## Start RECORDS PROVIDED
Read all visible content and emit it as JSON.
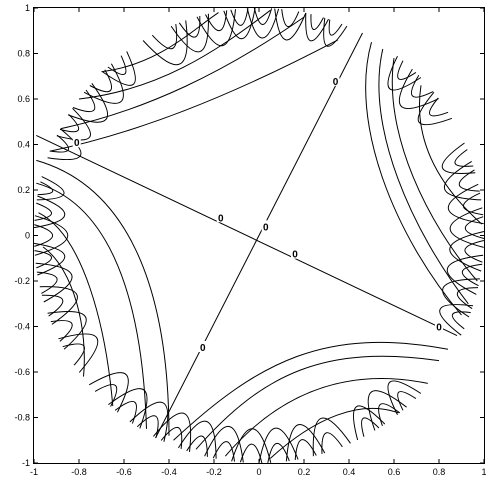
{
  "chart_data": {
    "type": "contour",
    "title": "",
    "xlabel": "",
    "ylabel": "",
    "xlim": [
      -1,
      1
    ],
    "ylim": [
      -1,
      1
    ],
    "grid": false,
    "x_ticks": [
      -1,
      -0.8,
      -0.6,
      -0.4,
      -0.2,
      0,
      0.2,
      0.4,
      0.6,
      0.8,
      1
    ],
    "x_tick_labels": [
      "-1",
      "-0.8",
      "-0.6",
      "-0.4",
      "-0.2",
      "0",
      "0.2",
      "0.4",
      "0.6",
      "0.8",
      "1"
    ],
    "y_ticks": [
      1,
      0.8,
      0.6,
      0.4,
      0.2,
      0,
      -0.2,
      -0.4,
      -0.6,
      -0.8,
      -1
    ],
    "y_tick_labels": [
      "1",
      "0.8",
      "0.6",
      "0.4",
      "0.2",
      "0",
      "-0.2",
      "-0.4",
      "-0.6",
      "-0.8",
      "-1"
    ],
    "domain": {
      "shape": "unit disk",
      "center": [
        0,
        0
      ],
      "radius": 1
    },
    "boundary_points": [
      {
        "name": "upper-right",
        "x": 0.46,
        "y": 0.89
      },
      {
        "name": "left",
        "x": -0.99,
        "y": 0.44
      },
      {
        "name": "bottom",
        "x": -0.46,
        "y": -0.89
      },
      {
        "name": "right",
        "x": 0.88,
        "y": -0.44
      }
    ],
    "zero_lines": [
      {
        "from": "left",
        "to": "right"
      },
      {
        "from": "bottom",
        "to": "upper-right"
      }
    ],
    "contour_labels": [
      {
        "text": "0",
        "x": 0.34,
        "y": 0.68
      },
      {
        "text": "0",
        "x": -0.81,
        "y": 0.41
      },
      {
        "text": "0",
        "x": -0.17,
        "y": 0.08
      },
      {
        "text": "0",
        "x": 0.03,
        "y": 0.04
      },
      {
        "text": "0",
        "x": 0.16,
        "y": -0.08
      },
      {
        "text": "0",
        "x": -0.25,
        "y": -0.49
      },
      {
        "text": "0",
        "x": 0.8,
        "y": -0.4
      }
    ],
    "line_color": "#000000"
  }
}
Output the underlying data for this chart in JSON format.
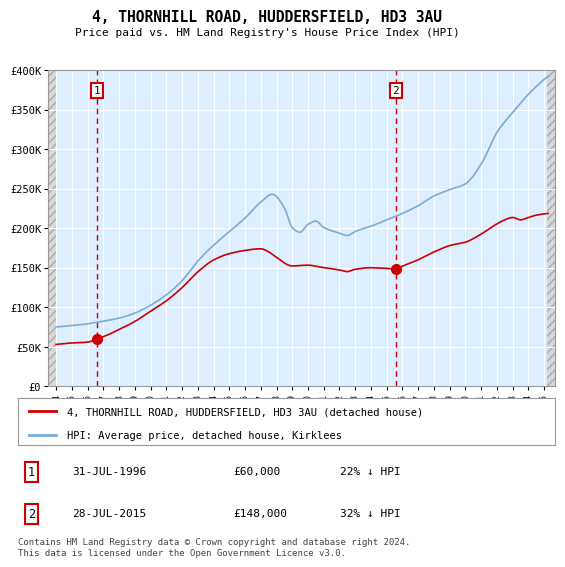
{
  "title": "4, THORNHILL ROAD, HUDDERSFIELD, HD3 3AU",
  "subtitle": "Price paid vs. HM Land Registry's House Price Index (HPI)",
  "ylim": [
    0,
    400000
  ],
  "yticks": [
    0,
    50000,
    100000,
    150000,
    200000,
    250000,
    300000,
    350000,
    400000
  ],
  "ytick_labels": [
    "£0",
    "£50K",
    "£100K",
    "£150K",
    "£200K",
    "£250K",
    "£300K",
    "£350K",
    "£400K"
  ],
  "xlim_start": 1993.5,
  "xlim_end": 2025.7,
  "xticks": [
    1994,
    1995,
    1996,
    1997,
    1998,
    1999,
    2000,
    2001,
    2002,
    2003,
    2004,
    2005,
    2006,
    2007,
    2008,
    2009,
    2010,
    2011,
    2012,
    2013,
    2014,
    2015,
    2016,
    2017,
    2018,
    2019,
    2020,
    2021,
    2022,
    2023,
    2024,
    2025
  ],
  "sale1_x": 1996.58,
  "sale1_y": 60000,
  "sale1_label": "1",
  "sale1_date": "31-JUL-1996",
  "sale1_price": "£60,000",
  "sale1_hpi": "22% ↓ HPI",
  "sale2_x": 2015.58,
  "sale2_y": 148000,
  "sale2_label": "2",
  "sale2_date": "28-JUL-2015",
  "sale2_price": "£148,000",
  "sale2_hpi": "32% ↓ HPI",
  "hpi_color": "#7aadd4",
  "sold_color": "#cc0000",
  "background_plot": "#ddeeff",
  "grid_color": "#ffffff",
  "legend_label_sold": "4, THORNHILL ROAD, HUDDERSFIELD, HD3 3AU (detached house)",
  "legend_label_hpi": "HPI: Average price, detached house, Kirklees",
  "footer": "Contains HM Land Registry data © Crown copyright and database right 2024.\nThis data is licensed under the Open Government Licence v3.0."
}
## End RECORDS PROVIDED
§ **GIVEN REQUEST**
Pick out all lines from the data above in which the word "HUDDERSFIELD" appears.

§ **RESPONSE BELOW**
  "title": "4, THORNHILL ROAD, HUDDERSFIELD, HD3 3AU",
  "legend_label_sold": "4, THORNHILL ROAD, HUDDERSFIELD, HD3 3AU (detached house)",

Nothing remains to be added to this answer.